**Aim:**
Below you will find a set of lines. Repeat them all exactly.

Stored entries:
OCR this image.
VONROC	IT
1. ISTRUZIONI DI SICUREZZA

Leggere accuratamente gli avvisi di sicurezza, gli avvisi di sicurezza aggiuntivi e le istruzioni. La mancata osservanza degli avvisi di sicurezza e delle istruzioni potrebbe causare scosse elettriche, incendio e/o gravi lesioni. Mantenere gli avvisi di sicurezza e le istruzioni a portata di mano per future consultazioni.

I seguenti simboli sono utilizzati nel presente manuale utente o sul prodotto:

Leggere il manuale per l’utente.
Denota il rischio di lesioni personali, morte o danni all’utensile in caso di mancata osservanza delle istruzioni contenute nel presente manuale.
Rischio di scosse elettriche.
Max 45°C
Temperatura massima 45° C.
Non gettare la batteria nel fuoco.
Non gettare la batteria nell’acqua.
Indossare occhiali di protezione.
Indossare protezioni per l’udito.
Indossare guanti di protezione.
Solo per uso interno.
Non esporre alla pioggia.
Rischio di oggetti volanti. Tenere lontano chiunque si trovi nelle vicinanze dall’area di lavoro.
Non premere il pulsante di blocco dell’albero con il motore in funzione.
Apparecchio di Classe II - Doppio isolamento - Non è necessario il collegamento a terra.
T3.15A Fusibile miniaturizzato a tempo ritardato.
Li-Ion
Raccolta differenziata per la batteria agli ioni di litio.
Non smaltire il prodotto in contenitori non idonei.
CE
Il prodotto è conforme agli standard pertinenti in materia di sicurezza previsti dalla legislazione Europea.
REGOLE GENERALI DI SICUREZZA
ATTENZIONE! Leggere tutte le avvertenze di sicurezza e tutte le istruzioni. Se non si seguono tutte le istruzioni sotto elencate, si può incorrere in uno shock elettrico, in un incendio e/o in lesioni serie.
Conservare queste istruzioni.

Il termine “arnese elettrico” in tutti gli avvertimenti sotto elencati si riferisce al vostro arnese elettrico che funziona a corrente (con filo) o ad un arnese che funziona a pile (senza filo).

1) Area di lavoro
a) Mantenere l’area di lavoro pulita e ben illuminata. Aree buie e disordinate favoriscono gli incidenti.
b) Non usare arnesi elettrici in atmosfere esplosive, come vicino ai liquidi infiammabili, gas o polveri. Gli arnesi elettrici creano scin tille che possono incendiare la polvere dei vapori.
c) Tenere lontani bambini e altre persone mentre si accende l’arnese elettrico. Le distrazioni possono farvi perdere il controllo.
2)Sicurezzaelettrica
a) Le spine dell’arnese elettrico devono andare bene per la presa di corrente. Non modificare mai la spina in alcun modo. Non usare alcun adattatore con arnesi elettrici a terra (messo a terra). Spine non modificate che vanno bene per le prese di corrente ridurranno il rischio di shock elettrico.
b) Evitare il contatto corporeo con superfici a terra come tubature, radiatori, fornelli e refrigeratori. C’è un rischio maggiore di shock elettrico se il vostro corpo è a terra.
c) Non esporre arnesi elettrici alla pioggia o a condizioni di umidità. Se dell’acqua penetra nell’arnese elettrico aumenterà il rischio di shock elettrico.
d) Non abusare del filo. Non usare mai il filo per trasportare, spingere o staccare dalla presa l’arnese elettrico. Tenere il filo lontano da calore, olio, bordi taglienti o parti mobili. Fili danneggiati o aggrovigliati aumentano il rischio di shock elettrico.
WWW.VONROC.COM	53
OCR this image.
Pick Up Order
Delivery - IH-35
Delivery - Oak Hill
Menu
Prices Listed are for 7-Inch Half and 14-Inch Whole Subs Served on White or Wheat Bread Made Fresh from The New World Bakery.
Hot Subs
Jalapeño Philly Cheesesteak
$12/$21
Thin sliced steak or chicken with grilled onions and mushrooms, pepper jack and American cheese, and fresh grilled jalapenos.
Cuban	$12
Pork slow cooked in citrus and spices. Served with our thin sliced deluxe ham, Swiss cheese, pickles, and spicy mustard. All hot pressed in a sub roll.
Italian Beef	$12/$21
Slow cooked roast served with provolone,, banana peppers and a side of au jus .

**Answer for this exercise:**
OCR this image.
VONROC	IT
1. ISTRUZIONI DI SICUREZZA

Leggere accuratamente gli avvisi di sicurezza, gli avvisi di sicurezza aggiuntivi e le istruzioni. La mancata osservanza degli avvisi di sicurezza e delle istruzioni potrebbe causare scosse elettriche, incendio e/o gravi lesioni. Mantenere gli avvisi di sicurezza e le istruzioni a portata di mano per future consultazioni.

I seguenti simboli sono utilizzati nel presente manuale utente o sul prodotto:

Leggere il manuale per l’utente.
Denota il rischio di lesioni personali, morte o danni all’utensile in caso di mancata osservanza delle istruzioni contenute nel presente manuale.
Rischio di scosse elettriche.
Max 45°C
Temperatura massima 45° C.
Non gettare la batteria nel fuoco.
Non gettare la batteria nell’acqua.
Indossare occhiali di protezione.
Indossare protezioni per l’udito.
Indossare guanti di protezione.
Solo per uso interno.
Non esporre alla pioggia.
Rischio di oggetti volanti. Tenere lontano chiunque si trovi nelle vicinanze dall’area di lavoro.
Non premere il pulsante di blocco dell’albero con il motore in funzione.
Apparecchio di Classe II - Doppio isolamento - Non è necessario il collegamento a terra.
T3.15A Fusibile miniaturizzato a tempo ritardato.
Li-Ion
Raccolta differenziata per la batteria agli ioni di litio.
Non smaltire il prodotto in contenitori non idonei.
CE
Il prodotto è conforme agli standard pertinenti in materia di sicurezza previsti dalla legislazione Europea.
REGOLE GENERALI DI SICUREZZA
ATTENZIONE! Leggere tutte le avvertenze di sicurezza e tutte le istruzioni. Se non si seguono tutte le istruzioni sotto elencate, si può incorrere in uno shock elettrico, in un incendio e/o in lesioni serie.
Conservare queste istruzioni.

Il termine “arnese elettrico” in tutti gli avvertimenti sotto elencati si riferisce al vostro arnese elettrico che funziona a corrente (con filo) o ad un arnese che funziona a pile (senza filo).

1) Area di lavoro
a) Mantenere l’area di lavoro pulita e ben illuminata. Aree buie e disordinate favoriscono gli incidenti.
b) Non usare arnesi elettrici in atmosfere esplosive, come vicino ai liquidi infiammabili, gas o polveri. Gli arnesi elettrici creano scin tille che possono incendiare la polvere dei vapori.
c) Tenere lontani bambini e altre persone mentre si accende l’arnese elettrico. Le distrazioni possono farvi perdere il controllo.
2)Sicurezzaelettrica
a) Le spine dell’arnese elettrico devono andare bene per la presa di corrente. Non modificare mai la spina in alcun modo. Non usare alcun adattatore con arnesi elettrici a terra (messo a terra). Spine non modificate che vanno bene per le prese di corrente ridurranno il rischio di shock elettrico.
b) Evitare il contatto corporeo con superfici a terra come tubature, radiatori, fornelli e refrigeratori. C’è un rischio maggiore di shock elettrico se il vostro corpo è a terra.
c) Non esporre arnesi elettrici alla pioggia o a condizioni di umidità. Se dell’acqua penetra nell’arnese elettrico aumenterà il rischio di shock elettrico.
d) Non abusare del filo. Non usare mai il filo per trasportare, spingere o staccare dalla presa l’arnese elettrico. Tenere il filo lontano da calore, olio, bordi taglienti o parti mobili. Fili danneggiati o aggrovigliati aumentano il rischio di shock elettrico.
WWW.VONROC.COM	53
OCR this image.
Pick Up Order
Delivery - IH-35
Delivery - Oak Hill
Menu
Prices Listed are for 7-Inch Half and 14-Inch Whole Subs Served on White or Wheat Bread Made Fresh from The New World Bakery.
Hot Subs
Jalapeño Philly Cheesesteak
$12/$21
Thin sliced steak or chicken with grilled onions and mushrooms, pepper jack and American cheese, and fresh grilled jalapenos.
Cuban	$12
Pork slow cooked in citrus and spices. Served with our thin sliced deluxe ham, Swiss cheese, pickles, and spicy mustard. All hot pressed in a sub roll.
Italian Beef	$12/$21
Slow cooked roast served with provolone,, banana peppers and a side of au jus .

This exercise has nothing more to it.